## [SET PROBLEM]
The entries below should be output exactly as written.

** Start of LISTING **

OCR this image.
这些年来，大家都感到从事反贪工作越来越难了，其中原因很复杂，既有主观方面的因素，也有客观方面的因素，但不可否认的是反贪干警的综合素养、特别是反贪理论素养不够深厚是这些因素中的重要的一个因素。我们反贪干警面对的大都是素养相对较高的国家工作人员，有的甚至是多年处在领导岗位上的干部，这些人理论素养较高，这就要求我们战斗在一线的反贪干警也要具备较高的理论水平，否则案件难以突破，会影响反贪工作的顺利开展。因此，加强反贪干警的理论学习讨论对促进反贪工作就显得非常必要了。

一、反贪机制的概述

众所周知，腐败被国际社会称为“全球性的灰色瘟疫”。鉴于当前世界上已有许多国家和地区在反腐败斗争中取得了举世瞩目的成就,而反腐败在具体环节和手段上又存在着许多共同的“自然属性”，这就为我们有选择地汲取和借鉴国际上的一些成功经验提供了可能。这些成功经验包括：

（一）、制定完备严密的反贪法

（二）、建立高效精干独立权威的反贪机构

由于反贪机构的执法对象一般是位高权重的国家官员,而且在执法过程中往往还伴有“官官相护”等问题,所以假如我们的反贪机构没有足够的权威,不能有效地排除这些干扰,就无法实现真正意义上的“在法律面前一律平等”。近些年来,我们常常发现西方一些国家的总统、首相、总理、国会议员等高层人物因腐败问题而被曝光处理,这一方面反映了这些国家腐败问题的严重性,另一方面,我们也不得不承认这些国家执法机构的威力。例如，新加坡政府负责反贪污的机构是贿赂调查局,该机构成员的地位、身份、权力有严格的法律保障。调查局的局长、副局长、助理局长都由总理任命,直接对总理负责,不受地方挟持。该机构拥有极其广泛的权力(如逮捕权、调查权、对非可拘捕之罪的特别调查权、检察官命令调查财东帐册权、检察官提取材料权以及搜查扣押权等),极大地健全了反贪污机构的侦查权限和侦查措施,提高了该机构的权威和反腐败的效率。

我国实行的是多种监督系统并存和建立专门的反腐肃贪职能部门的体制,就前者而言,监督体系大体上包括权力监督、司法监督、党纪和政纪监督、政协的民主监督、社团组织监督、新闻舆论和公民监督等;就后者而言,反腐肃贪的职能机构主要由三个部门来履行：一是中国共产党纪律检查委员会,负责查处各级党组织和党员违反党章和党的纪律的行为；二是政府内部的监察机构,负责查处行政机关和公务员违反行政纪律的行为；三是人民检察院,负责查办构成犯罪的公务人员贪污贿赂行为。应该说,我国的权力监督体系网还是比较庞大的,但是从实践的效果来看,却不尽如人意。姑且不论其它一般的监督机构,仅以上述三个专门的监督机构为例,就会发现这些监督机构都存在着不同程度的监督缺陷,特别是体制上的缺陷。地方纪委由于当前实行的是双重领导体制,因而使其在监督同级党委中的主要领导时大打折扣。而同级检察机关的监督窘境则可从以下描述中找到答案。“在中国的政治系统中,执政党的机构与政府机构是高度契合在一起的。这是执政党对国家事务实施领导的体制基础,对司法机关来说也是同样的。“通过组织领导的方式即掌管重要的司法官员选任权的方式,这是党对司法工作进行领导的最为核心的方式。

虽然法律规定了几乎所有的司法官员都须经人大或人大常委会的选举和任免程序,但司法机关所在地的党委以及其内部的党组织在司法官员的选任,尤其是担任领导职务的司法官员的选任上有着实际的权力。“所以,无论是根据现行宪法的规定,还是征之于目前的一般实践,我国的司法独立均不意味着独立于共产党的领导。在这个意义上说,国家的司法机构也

** End of LISTING **

## [EXERCISE OUTPUT]
OCR this image.
这些年来，大家都感到从事反贪工作越来越难了，其中原因很复杂，既有主观方面的因素，也有客观方面的因素，但不可否认的是反贪干警的综合素养、特别是反贪理论素养不够深厚是这些因素中的重要的一个因素。我们反贪干警面对的大都是素养相对较高的国家工作人员，有的甚至是多年处在领导岗位上的干部，这些人理论素养较高，这就要求我们战斗在一线的反贪干警也要具备较高的理论水平，否则案件难以突破，会影响反贪工作的顺利开展。因此，加强反贪干警的理论学习讨论对促进反贪工作就显得非常必要了。

一、反贪机制的概述

众所周知，腐败被国际社会称为“全球性的灰色瘟疫”。鉴于当前世界上已有许多国家和地区在反腐败斗争中取得了举世瞩目的成就,而反腐败在具体环节和手段上又存在着许多共同的“自然属性”，这就为我们有选择地汲取和借鉴国际上的一些成功经验提供了可能。这些成功经验包括：

（一）、制定完备严密的反贪法

（二）、建立高效精干独立权威的反贪机构

由于反贪机构的执法对象一般是位高权重的国家官员,而且在执法过程中往往还伴有“官官相护”等问题,所以假如我们的反贪机构没有足够的权威,不能有效地排除这些干扰,就无法实现真正意义上的“在法律面前一律平等”。近些年来,我们常常发现西方一些国家的总统、首相、总理、国会议员等高层人物因腐败问题而被曝光处理,这一方面反映了这些国家腐败问题的严重性,另一方面,我们也不得不承认这些国家执法机构的威力。例如，新加坡政府负责反贪污的机构是贿赂调查局,该机构成员的地位、身份、权力有严格的法律保障。调查局的局长、副局长、助理局长都由总理任命,直接对总理负责,不受地方挟持。该机构拥有极其广泛的权力(如逮捕权、调查权、对非可拘捕之罪的特别调查权、检察官命令调查财东帐册权、检察官提取材料权以及搜查扣押权等),极大地健全了反贪污机构的侦查权限和侦查措施,提高了该机构的权威和反腐败的效率。

我国实行的是多种监督系统并存和建立专门的反腐肃贪职能部门的体制,就前者而言,监督体系大体上包括权力监督、司法监督、党纪和政纪监督、政协的民主监督、社团组织监督、新闻舆论和公民监督等;就后者而言,反腐肃贪的职能机构主要由三个部门来履行：一是中国共产党纪律检查委员会,负责查处各级党组织和党员违反党章和党的纪律的行为；二是政府内部的监察机构,负责查处行政机关和公务员违反行政纪律的行为；三是人民检察院,负责查办构成犯罪的公务人员贪污贿赂行为。应该说,我国的权力监督体系网还是比较庞大的,但是从实践的效果来看,却不尽如人意。姑且不论其它一般的监督机构,仅以上述三个专门的监督机构为例,就会发现这些监督机构都存在着不同程度的监督缺陷,特别是体制上的缺陷。地方纪委由于当前实行的是双重领导体制,因而使其在监督同级党委中的主要领导时大打折扣。而同级检察机关的监督窘境则可从以下描述中找到答案。“在中国的政治系统中,执政党的机构与政府机构是高度契合在一起的。这是执政党对国家事务实施领导的体制基础,对司法机关来说也是同样的。“通过组织领导的方式即掌管重要的司法官员选任权的方式,这是党对司法工作进行领导的最为核心的方式。

虽然法律规定了几乎所有的司法官员都须经人大或人大常委会的选举和任免程序,但司法机关所在地的党委以及其内部的党组织在司法官员的选任,尤其是担任领导职务的司法官员的选任上有着实际的权力。“所以,无论是根据现行宪法的规定,还是征之于目前的一般实践,我国的司法独立均不意味着独立于共产党的领导。在这个意义上说,国家的司法机构也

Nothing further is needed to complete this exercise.